Article
# Quickstart: Synthetic Data Training
# Generate synthetic data, train a small model, and evaluate.

In [1]:
# Generate tiny synthetic dataset
import os, sys
from pathlib import Path

# Ensure project root is on sys.path so we can import `scripts` and `src`
# Notebook is in `<project>/notebook`; add parent directory to Python path.
PROJECT_ROOT = str(Path.cwd().parent)
if PROJECT_ROOT not in sys.path:
    sys.path.insert(0, PROJECT_ROOT)

from scripts.generate_synthetic import make_file

DATA_DIR = 'data/nb_quick'
os.makedirs(DATA_DIR, exist_ok=True)
labels = ['Healthy','Bearing','BrokenRotorBar','StatorShort']
for i, lab in enumerate(labels):
    make_file(os.path.join(DATA_DIR, f'short_{i}_{lab}.csv'), length=2048, fs=1000, label=lab)
print('Files generated:', os.listdir(DATA_DIR))

Files generated: ['short_0_Healthy.csv', 'short_1_Bearing.csv', 'short_2_BrokenRotorBar.csv', 'short_3_StatorShort.csv']


In [5]:
# Prepare config overrides
import yaml, json, os
cfg = yaml.safe_load(open('../config.yaml'))['defaults']
cfg.update({'epochs': 3, 'batch_size': 8, 'save_dir': 'runs/nb_demo', 'augment': {'enabled': True, 'noise': True, 'noise_snr_db': 25, 'scale': True, 'time_shift': True, 'freq_aug': False}})
os.makedirs(cfg['save_dir'], exist_ok=True)
json.dump(cfg, open(cfg['save_dir'] + '/cfg_snapshot.json','w'), indent=2)

Given records
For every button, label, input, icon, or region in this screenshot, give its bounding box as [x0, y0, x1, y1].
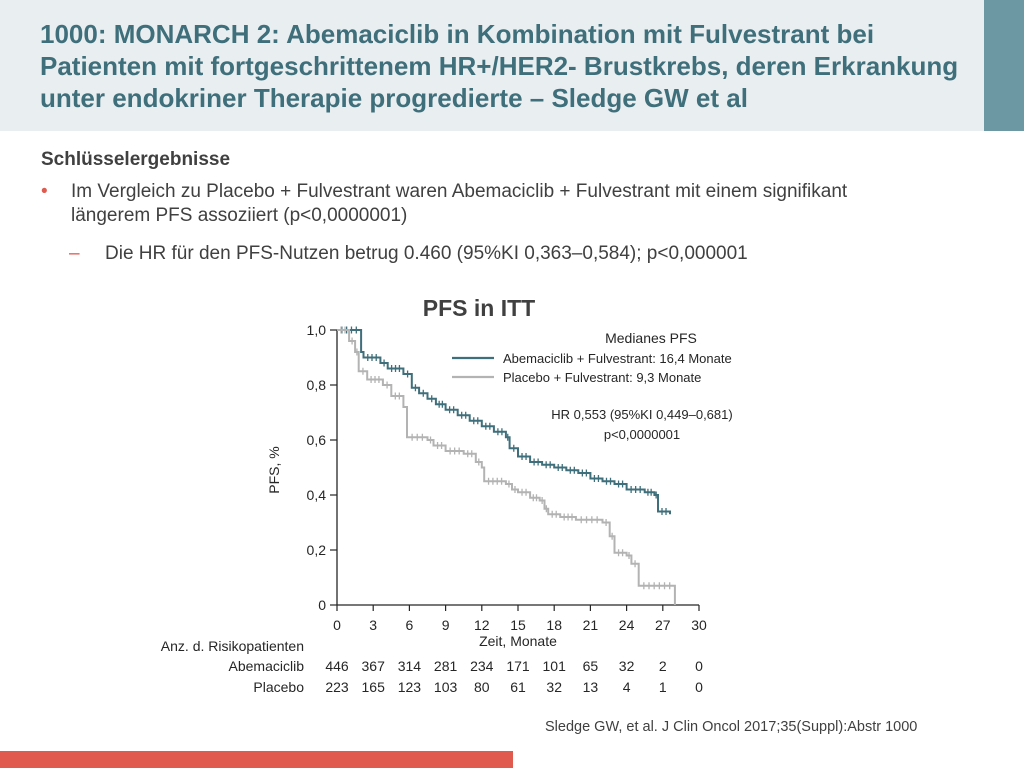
==
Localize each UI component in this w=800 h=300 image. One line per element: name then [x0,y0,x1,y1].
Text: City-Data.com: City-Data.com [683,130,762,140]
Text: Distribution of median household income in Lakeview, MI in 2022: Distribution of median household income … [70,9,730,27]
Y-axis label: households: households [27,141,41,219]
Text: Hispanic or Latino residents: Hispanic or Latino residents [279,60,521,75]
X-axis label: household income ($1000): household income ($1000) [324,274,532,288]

Stated task
Continue the synthetic data training quickstart from the point where it stops.

Reply
cfg

{'window_length': 3000,
 'hop_length': 1500,
 'batch_size': 8,
 'epochs': 3,
 'lr': '1e-3',
 'seed': 42,
 'num_workers': 4,
 'classes': ['Healthy', 'Bearing', 'BrokenRotorBar', 'StatorShort'],
 'use_gpu': True,
 'save_dir': 'runs/nb_demo',
 'scheduler': 'plateau',
 'plateau_patience': 5,
 'early_stop_patience': 10,
 'mixed_precision': False,
 'oversample': False,
 'prefer_voltage': False,
 'include_aux': False,
 'scaling_type': 'zscore',
 'dropout': 0.5,
 'base_channels': 64,
 'augment': {'enabled': True,
  'noise': True,
  'noise_snr_db': 25,
  'scale': True,
  'time_shift': True,
  'freq_aug': False}}

In [2]:
# Train
from src.train import Trainer
trainer = Trainer(cfg, 'data/nb_quick')
trainer.fit()

ModuleNotFoundError: No module named 'src'

In [None]:
# Evaluate best checkpoint
from src.eval import evaluate_checkpoint
classes = cfg['classes']
metrics = evaluate_checkpoint('runs/nb_demo/best.pth', 'data/nb_quick', classes, save_dir='runs/nb_demo/eval')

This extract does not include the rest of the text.